• EXERCISE DESCRIPTION:
Copy out, from the entries below, each line holding the string "this".

--- EXCERPTED RECORDS ---

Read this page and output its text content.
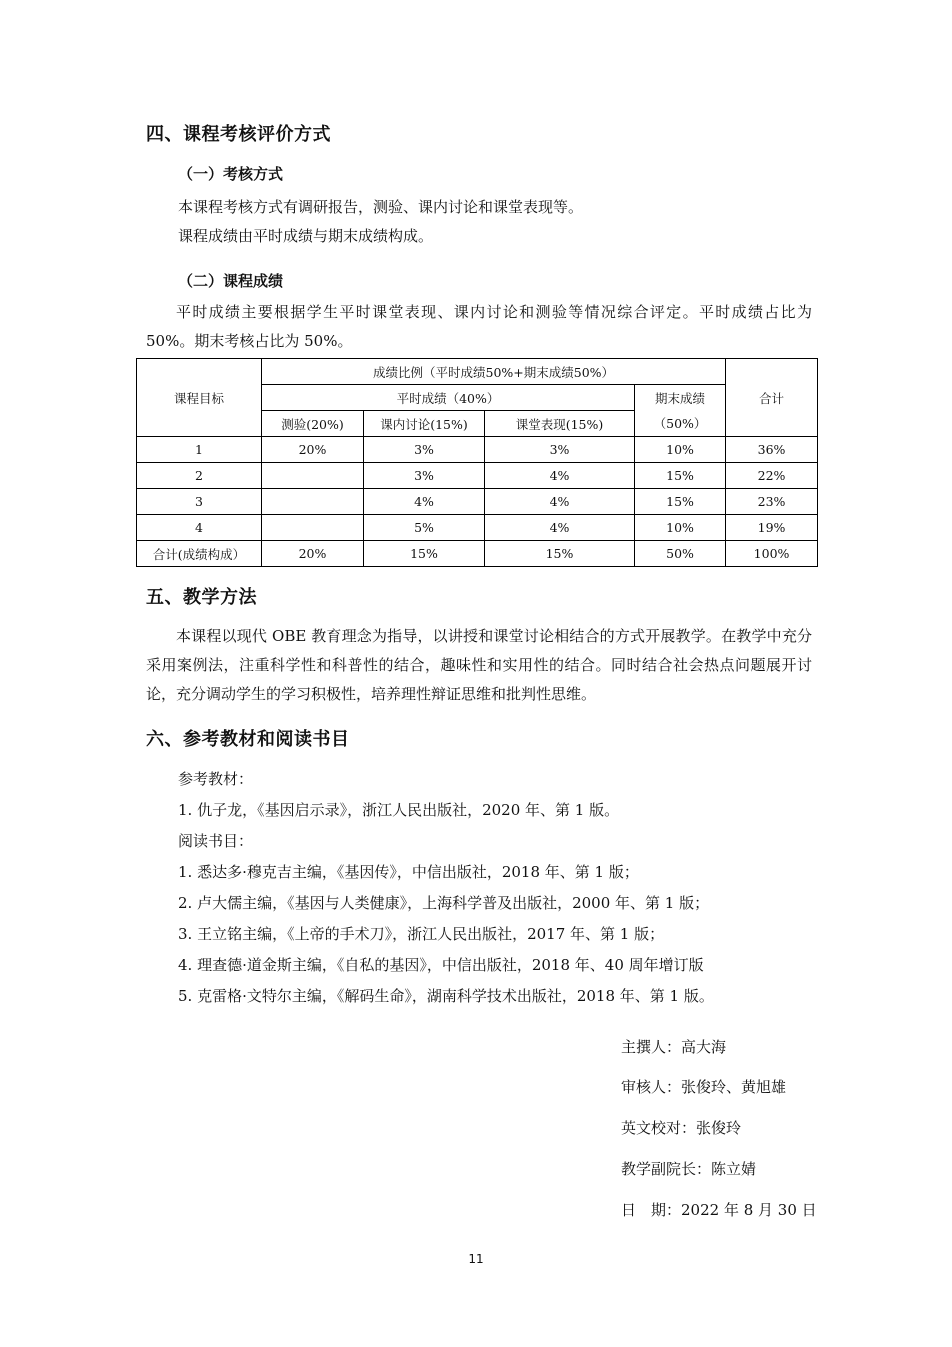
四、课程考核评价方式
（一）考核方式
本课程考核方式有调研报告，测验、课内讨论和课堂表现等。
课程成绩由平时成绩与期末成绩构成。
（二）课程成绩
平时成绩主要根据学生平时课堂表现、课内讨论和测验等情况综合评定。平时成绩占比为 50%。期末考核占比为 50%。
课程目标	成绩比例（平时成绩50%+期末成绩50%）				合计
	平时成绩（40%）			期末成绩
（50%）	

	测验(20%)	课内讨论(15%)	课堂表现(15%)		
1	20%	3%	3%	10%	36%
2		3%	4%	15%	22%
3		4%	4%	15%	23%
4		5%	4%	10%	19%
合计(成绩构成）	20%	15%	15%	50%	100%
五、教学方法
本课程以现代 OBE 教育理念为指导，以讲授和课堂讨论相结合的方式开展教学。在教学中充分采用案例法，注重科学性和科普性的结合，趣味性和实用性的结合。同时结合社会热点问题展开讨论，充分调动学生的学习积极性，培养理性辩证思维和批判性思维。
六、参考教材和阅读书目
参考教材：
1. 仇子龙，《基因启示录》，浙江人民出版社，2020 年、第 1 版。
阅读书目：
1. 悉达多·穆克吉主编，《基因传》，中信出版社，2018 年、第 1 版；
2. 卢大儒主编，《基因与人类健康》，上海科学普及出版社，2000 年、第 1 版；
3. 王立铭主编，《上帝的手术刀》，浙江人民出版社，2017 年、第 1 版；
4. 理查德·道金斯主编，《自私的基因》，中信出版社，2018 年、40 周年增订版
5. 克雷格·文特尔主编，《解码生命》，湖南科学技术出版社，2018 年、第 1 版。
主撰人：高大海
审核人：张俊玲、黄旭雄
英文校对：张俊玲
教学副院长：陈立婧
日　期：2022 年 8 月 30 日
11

---
--- EXCERPTED RECORDS ---

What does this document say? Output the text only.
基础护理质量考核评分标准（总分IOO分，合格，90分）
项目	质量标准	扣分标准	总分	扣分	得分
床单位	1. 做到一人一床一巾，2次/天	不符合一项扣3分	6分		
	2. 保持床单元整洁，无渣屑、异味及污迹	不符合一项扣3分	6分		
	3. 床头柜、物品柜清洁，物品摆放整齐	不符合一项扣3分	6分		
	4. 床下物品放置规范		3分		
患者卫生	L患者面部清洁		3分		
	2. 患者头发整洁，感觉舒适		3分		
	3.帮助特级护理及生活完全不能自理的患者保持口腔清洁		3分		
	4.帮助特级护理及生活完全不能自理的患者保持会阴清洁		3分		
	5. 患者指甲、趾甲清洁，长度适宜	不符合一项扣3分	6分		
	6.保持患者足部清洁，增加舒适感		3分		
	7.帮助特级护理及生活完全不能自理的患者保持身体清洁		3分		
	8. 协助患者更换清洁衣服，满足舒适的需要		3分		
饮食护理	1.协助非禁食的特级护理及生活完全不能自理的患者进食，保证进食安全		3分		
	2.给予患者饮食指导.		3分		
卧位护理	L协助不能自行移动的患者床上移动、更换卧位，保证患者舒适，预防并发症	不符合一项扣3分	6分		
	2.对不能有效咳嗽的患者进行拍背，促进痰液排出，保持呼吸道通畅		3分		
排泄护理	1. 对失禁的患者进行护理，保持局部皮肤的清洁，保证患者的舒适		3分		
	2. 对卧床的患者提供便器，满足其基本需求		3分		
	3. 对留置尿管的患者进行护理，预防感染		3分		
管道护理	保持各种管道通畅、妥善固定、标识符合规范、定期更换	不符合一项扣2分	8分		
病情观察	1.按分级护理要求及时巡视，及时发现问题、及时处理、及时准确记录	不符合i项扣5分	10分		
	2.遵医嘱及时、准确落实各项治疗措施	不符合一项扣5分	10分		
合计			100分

---
--- EXCERPTED RECORDS ---

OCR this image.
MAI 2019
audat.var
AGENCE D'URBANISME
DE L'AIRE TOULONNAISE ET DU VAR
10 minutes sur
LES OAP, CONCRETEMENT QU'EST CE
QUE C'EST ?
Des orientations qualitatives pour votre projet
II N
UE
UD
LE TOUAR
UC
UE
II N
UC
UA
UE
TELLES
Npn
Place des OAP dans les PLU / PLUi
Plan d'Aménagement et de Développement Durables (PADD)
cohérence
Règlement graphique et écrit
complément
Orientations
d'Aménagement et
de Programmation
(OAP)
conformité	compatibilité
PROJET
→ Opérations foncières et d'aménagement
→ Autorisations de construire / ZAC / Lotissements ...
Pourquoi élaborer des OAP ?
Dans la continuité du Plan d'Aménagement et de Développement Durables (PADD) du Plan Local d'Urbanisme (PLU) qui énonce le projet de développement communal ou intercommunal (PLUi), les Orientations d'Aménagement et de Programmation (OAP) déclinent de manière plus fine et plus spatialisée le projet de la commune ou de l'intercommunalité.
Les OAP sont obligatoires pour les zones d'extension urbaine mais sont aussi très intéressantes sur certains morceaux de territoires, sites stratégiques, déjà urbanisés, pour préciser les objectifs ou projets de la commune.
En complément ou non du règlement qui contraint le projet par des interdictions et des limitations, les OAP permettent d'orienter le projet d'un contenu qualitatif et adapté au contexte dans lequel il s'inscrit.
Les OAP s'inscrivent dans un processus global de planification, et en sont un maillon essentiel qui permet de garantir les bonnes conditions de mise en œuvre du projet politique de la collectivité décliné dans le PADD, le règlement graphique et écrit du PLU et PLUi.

---

• ANSWER FOR THE TASK:
Read this page and output its text content.
What does this document say? Output the text only.
OCR this image.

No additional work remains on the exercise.